§ **DATA SHOWN**:
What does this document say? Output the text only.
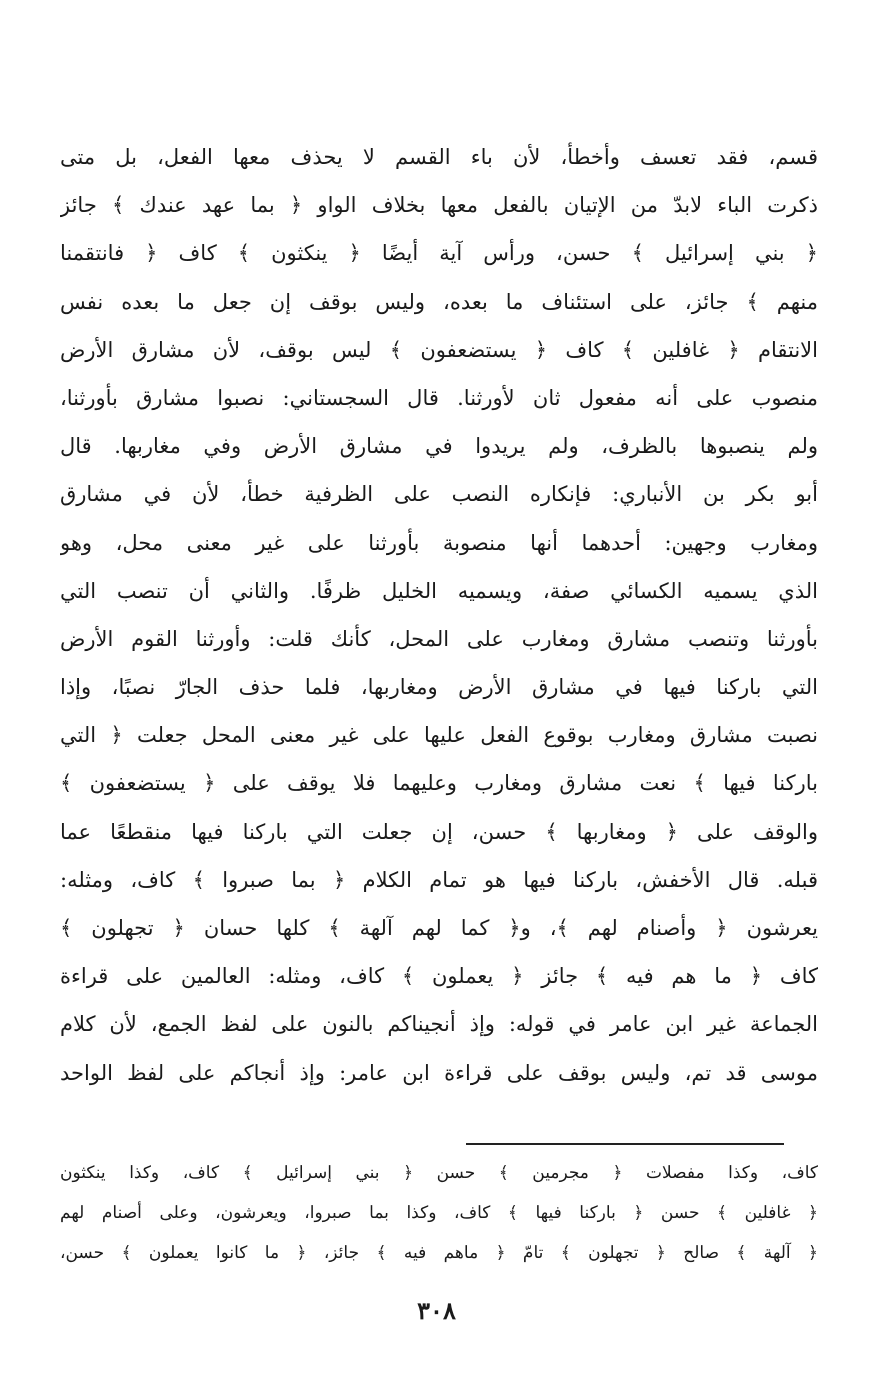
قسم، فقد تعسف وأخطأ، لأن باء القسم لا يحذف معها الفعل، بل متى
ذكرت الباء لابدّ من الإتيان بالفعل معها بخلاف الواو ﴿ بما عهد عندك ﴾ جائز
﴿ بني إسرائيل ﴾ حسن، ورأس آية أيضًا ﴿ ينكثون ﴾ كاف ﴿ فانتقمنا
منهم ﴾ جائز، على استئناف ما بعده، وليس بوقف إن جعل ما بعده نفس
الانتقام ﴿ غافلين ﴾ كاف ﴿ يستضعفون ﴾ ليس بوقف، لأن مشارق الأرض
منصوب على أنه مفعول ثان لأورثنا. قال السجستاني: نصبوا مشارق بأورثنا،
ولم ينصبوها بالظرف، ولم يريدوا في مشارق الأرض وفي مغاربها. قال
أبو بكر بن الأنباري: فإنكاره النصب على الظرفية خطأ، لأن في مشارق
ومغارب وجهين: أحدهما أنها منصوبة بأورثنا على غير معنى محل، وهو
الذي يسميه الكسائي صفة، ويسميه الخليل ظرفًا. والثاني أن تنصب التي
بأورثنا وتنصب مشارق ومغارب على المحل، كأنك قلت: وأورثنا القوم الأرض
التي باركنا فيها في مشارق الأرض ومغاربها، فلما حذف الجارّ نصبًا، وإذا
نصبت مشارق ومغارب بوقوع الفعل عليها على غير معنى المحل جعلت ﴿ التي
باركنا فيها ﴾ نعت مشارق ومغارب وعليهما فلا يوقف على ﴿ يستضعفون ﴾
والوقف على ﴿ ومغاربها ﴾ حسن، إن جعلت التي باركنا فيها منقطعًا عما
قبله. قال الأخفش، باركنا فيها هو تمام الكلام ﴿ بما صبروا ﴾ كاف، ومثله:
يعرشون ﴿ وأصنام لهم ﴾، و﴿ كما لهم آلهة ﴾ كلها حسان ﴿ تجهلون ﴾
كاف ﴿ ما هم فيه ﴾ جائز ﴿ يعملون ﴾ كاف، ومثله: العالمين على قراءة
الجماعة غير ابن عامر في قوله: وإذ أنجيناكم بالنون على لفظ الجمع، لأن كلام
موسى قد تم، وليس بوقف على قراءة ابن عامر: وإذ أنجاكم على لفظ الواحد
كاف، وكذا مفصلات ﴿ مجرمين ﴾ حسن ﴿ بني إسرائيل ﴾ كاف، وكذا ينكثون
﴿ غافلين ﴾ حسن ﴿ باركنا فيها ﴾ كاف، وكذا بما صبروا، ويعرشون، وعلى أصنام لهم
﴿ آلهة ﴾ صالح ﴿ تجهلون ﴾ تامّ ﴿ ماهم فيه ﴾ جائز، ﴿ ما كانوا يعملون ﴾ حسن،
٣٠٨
==
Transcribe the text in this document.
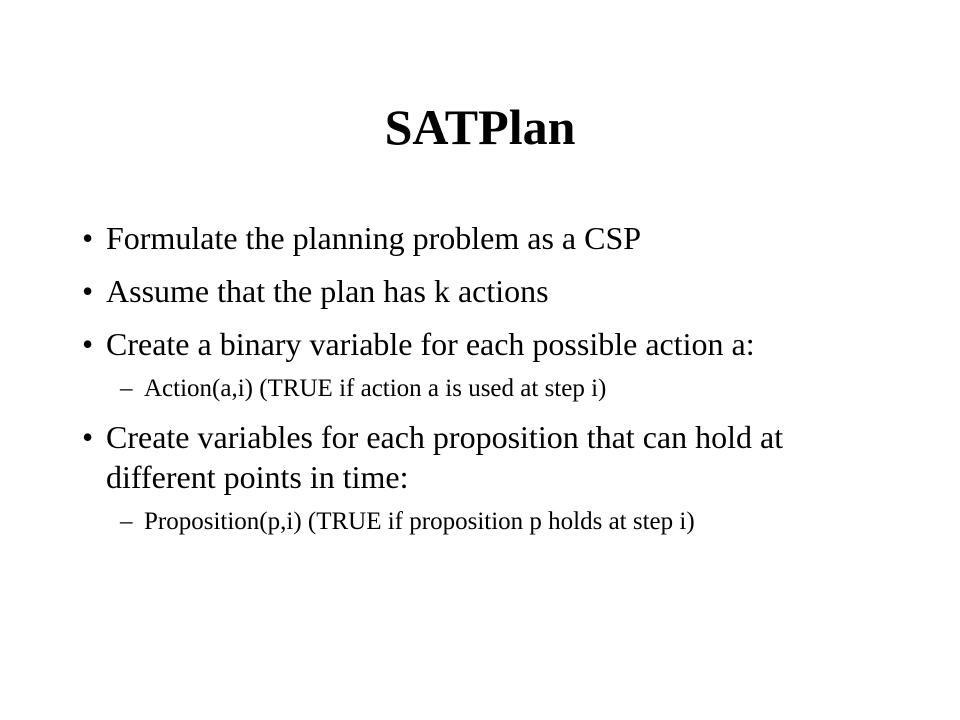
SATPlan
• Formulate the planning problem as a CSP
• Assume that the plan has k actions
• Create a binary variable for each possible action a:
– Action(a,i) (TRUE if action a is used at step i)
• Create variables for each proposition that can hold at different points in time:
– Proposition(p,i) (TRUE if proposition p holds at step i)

§ **THE REQUEST**:
Which lines of the material contain the string "التي"? List each of them.

§ **SOLUTION FOR THIS TASK**:
الذي يسميه الكسائي صفة، ويسميه الخليل ظرفًا. والثاني أن تنصب التي
التي باركنا فيها في مشارق الأرض ومغاربها، فلما حذف الجارّ نصبًا، وإذا
نصبت مشارق ومغارب بوقوع الفعل عليها على غير معنى المحل جعلت ﴿ التي
والوقف على ﴿ ومغاربها ﴾ حسن، إن جعلت التي باركنا فيها منقطعًا عما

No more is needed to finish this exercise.